> Work instructions:
Select and copy out every line in the records containing "usually".

# start of Materials provided

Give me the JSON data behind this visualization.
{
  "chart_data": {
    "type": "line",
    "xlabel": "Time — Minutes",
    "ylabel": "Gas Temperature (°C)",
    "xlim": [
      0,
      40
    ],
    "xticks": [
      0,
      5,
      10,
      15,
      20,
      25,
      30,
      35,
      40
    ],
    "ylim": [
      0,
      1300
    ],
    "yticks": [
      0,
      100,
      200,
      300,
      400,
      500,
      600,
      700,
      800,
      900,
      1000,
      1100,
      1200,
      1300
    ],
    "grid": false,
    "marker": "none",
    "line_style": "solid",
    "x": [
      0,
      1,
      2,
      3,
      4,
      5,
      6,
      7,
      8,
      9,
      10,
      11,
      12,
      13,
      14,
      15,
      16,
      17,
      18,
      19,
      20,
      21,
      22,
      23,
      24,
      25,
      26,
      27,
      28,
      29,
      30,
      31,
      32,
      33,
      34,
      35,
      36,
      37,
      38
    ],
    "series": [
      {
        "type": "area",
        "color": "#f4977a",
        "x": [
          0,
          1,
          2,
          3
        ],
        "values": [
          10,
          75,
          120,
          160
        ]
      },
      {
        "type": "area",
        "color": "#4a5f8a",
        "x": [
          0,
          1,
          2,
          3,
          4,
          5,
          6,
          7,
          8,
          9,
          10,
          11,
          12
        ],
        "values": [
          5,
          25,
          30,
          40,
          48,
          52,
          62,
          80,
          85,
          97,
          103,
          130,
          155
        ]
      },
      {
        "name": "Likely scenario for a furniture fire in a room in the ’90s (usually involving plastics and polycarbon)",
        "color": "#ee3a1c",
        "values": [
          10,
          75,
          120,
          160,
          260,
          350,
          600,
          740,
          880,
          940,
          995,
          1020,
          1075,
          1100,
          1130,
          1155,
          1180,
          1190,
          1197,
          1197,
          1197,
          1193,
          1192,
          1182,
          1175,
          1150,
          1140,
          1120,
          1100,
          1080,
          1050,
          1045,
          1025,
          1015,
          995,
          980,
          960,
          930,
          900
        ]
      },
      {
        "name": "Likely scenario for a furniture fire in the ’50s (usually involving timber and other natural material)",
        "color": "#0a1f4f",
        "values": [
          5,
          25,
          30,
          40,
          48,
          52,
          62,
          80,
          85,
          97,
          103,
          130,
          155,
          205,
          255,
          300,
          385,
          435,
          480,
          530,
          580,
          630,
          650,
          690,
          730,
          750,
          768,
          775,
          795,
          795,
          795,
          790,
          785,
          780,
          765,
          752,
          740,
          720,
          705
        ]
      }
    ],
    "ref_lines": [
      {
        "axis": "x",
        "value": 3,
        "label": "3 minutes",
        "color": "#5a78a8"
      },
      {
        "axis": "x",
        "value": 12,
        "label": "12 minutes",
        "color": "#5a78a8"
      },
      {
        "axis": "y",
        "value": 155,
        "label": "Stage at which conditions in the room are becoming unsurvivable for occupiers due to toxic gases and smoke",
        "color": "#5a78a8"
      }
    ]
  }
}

# end of Materials provided

> Response:
        "name": "Likely scenario for a furniture fire in a room in the ’90s (usually involving plastics and polycarbon)",
        "name": "Likely scenario for a furniture fire in the ’50s (usually involving timber and other natural material)",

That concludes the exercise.